═══ RECORDS SHOWN ═══

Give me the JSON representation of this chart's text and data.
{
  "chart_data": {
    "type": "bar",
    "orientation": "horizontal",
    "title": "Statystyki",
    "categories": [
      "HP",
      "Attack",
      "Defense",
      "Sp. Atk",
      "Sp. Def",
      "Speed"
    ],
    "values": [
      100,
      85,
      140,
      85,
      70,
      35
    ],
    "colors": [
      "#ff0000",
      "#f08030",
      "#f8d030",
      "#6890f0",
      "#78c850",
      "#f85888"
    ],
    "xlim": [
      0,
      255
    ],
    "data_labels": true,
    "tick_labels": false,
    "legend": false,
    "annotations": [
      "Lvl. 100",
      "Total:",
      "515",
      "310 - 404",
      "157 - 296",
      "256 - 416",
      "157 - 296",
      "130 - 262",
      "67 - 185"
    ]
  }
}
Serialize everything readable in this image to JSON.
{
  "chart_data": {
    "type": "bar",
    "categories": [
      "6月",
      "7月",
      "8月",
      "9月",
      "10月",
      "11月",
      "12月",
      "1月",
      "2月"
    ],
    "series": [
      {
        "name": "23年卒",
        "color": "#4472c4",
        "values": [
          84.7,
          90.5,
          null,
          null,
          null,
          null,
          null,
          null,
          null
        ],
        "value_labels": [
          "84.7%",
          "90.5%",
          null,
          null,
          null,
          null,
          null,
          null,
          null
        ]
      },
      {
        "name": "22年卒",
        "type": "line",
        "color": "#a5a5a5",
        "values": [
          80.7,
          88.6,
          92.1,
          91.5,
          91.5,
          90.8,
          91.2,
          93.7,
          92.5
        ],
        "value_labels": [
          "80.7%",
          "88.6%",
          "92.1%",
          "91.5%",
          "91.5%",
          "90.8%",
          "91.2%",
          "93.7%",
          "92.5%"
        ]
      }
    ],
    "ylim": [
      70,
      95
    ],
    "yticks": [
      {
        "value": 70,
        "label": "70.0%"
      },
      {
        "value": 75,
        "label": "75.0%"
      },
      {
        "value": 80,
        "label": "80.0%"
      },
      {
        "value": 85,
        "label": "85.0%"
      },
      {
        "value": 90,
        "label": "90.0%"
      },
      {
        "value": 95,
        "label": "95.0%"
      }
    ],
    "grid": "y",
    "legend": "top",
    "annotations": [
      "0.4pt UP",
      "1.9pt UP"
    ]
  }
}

═══

Write out all of the records once more, exactly.

Give me the JSON representation of this chart's text and data.
{
  "chart_data": {
    "type": "bar",
    "orientation": "horizontal",
    "title": "Statystyki",
    "categories": [
      "HP",
      "Attack",
      "Defense",
      "Sp. Atk",
      "Sp. Def",
      "Speed"
    ],
    "values": [
      100,
      85,
      140,
      85,
      70,
      35
    ],
    "colors": [
      "#ff0000",
      "#f08030",
      "#f8d030",
      "#6890f0",
      "#78c850",
      "#f85888"
    ],
    "xlim": [
      0,
      255
    ],
    "data_labels": true,
    "tick_labels": false,
    "legend": false,
    "annotations": [
      "Lvl. 100",
      "Total:",
      "515",
      "310 - 404",
      "157 - 296",
      "256 - 416",
      "157 - 296",
      "130 - 262",
      "67 - 185"
    ]
  }
}
Serialize everything readable in this image to JSON.
{
  "chart_data": {
    "type": "bar",
    "categories": [
      "6月",
      "7月",
      "8月",
      "9月",
      "10月",
      "11月",
      "12月",
      "1月",
      "2月"
    ],
    "series": [
      {
        "name": "23年卒",
        "color": "#4472c4",
        "values": [
          84.7,
          90.5,
          null,
          null,
          null,
          null,
          null,
          null,
          null
        ],
        "value_labels": [
          "84.7%",
          "90.5%",
          null,
          null,
          null,
          null,
          null,
          null,
          null
        ]
      },
      {
        "name": "22年卒",
        "type": "line",
        "color": "#a5a5a5",
        "values": [
          80.7,
          88.6,
          92.1,
          91.5,
          91.5,
          90.8,
          91.2,
          93.7,
          92.5
        ],
        "value_labels": [
          "80.7%",
          "88.6%",
          "92.1%",
          "91.5%",
          "91.5%",
          "90.8%",
          "91.2%",
          "93.7%",
          "92.5%"
        ]
      }
    ],
    "ylim": [
      70,
      95
    ],
    "yticks": [
      {
        "value": 70,
        "label": "70.0%"
      },
      {
        "value": 75,
        "label": "75.0%"
      },
      {
        "value": 80,
        "label": "80.0%"
      },
      {
        "value": 85,
        "label": "85.0%"
      },
      {
        "value": 90,
        "label": "90.0%"
      },
      {
        "value": 95,
        "label": "95.0%"
      }
    ],
    "grid": "y",
    "legend": "top",
    "annotations": [
      "0.4pt UP",
      "1.9pt UP"
    ]
  }
}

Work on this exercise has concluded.